Required task → Copy every record word for word.

Listing →

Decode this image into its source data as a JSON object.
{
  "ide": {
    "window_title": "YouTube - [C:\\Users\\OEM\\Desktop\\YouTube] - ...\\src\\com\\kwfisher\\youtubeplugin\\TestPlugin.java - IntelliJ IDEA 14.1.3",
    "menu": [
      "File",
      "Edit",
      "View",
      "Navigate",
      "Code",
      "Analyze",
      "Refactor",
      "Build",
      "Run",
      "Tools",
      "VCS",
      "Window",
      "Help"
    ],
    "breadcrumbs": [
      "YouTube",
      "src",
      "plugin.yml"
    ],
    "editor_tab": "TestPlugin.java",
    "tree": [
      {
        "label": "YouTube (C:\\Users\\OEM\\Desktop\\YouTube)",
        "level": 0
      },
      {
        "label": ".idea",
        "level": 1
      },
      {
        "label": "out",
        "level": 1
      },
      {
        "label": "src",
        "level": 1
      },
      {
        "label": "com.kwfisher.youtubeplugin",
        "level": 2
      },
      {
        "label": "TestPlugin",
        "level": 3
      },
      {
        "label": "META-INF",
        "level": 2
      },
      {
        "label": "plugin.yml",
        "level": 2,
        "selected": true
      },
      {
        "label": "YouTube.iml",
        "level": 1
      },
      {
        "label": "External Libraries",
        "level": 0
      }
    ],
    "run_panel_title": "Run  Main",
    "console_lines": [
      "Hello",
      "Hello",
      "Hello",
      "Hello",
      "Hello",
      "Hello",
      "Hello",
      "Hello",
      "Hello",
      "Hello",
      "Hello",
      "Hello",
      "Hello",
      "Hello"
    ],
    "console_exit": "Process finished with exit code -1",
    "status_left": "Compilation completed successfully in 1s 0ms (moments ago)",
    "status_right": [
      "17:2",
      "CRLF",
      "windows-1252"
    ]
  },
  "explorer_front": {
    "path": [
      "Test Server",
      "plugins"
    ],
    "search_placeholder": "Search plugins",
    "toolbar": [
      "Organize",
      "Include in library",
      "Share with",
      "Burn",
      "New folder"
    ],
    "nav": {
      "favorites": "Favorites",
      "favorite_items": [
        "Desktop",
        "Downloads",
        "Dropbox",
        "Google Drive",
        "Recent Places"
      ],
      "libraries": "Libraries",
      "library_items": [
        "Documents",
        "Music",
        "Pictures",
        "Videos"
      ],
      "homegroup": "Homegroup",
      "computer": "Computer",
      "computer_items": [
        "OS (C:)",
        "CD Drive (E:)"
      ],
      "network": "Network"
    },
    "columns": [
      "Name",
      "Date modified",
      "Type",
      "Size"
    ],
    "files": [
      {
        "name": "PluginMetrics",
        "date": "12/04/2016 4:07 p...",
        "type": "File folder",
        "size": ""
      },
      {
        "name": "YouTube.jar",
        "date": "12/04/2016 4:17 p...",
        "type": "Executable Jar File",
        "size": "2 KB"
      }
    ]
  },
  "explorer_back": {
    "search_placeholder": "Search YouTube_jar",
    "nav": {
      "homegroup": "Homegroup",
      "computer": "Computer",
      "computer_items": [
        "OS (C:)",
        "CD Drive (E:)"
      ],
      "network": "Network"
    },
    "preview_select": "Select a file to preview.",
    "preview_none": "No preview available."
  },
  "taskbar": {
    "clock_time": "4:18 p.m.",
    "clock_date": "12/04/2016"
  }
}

Complete output →
Decode this image into its source data as a JSON object.
{
  "ide": {
    "window_title": "YouTube - [C:\\Users\\OEM\\Desktop\\YouTube] - ...\\src\\com\\kwfisher\\youtubeplugin\\TestPlugin.java - IntelliJ IDEA 14.1.3",
    "menu": [
      "File",
      "Edit",
      "View",
      "Navigate",
      "Code",
      "Analyze",
      "Refactor",
      "Build",
      "Run",
      "Tools",
      "VCS",
      "Window",
      "Help"
    ],
    "breadcrumbs": [
      "YouTube",
      "src",
      "plugin.yml"
    ],
    "editor_tab": "TestPlugin.java",
    "tree": [
      {
        "label": "YouTube (C:\\Users\\OEM\\Desktop\\YouTube)",
        "level": 0
      },
      {
        "label": ".idea",
        "level": 1
      },
      {
        "label": "out",
        "level": 1
      },
      {
        "label": "src",
        "level": 1
      },
      {
        "label": "com.kwfisher.youtubeplugin",
        "level": 2
      },
      {
        "label": "TestPlugin",
        "level": 3
      },
      {
        "label": "META-INF",
        "level": 2
      },
      {
        "label": "plugin.yml",
        "level": 2,
        "selected": true
      },
      {
        "label": "YouTube.iml",
        "level": 1
      },
      {
        "label": "External Libraries",
        "level": 0
      }
    ],
    "run_panel_title": "Run  Main",
    "console_lines": [
      "Hello",
      "Hello",
      "Hello",
      "Hello",
      "Hello",
      "Hello",
      "Hello",
      "Hello",
      "Hello",
      "Hello",
      "Hello",
      "Hello",
      "Hello",
      "Hello"
    ],
    "console_exit": "Process finished with exit code -1",
    "status_left": "Compilation completed successfully in 1s 0ms (moments ago)",
    "status_right": [
      "17:2",
      "CRLF",
      "windows-1252"
    ]
  },
  "explorer_front": {
    "path": [
      "Test Server",
      "plugins"
    ],
    "search_placeholder": "Search plugins",
    "toolbar": [
      "Organize",
      "Include in library",
      "Share with",
      "Burn",
      "New folder"
    ],
    "nav": {
      "favorites": "Favorites",
      "favorite_items": [
        "Desktop",
        "Downloads",
        "Dropbox",
        "Google Drive",
        "Recent Places"
      ],
      "libraries": "Libraries",
      "library_items": [
        "Documents",
        "Music",
        "Pictures",
        "Videos"
      ],
      "homegroup": "Homegroup",
      "computer": "Computer",
      "computer_items": [
        "OS (C:)",
        "CD Drive (E:)"
      ],
      "network": "Network"
    },
    "columns": [
      "Name",
      "Date modified",
      "Type",
      "Size"
    ],
    "files": [
      {
        "name": "PluginMetrics",
        "date": "12/04/2016 4:07 p...",
        "type": "File folder",
        "size": ""
      },
      {
        "name": "YouTube.jar",
        "date": "12/04/2016 4:17 p...",
        "type": "Executable Jar File",
        "size": "2 KB"
      }
    ]
  },
  "explorer_back": {
    "search_placeholder": "Search YouTube_jar",
    "nav": {
      "homegroup": "Homegroup",
      "computer": "Computer",
      "computer_items": [
        "OS (C:)",
        "CD Drive (E:)"
      ],
      "network": "Network"
    },
    "preview_select": "Select a file to preview.",
    "preview_none": "No preview available."
  },
  "taskbar": {
    "clock_time": "4:18 p.m.",
    "clock_date": "12/04/2016"
  }
}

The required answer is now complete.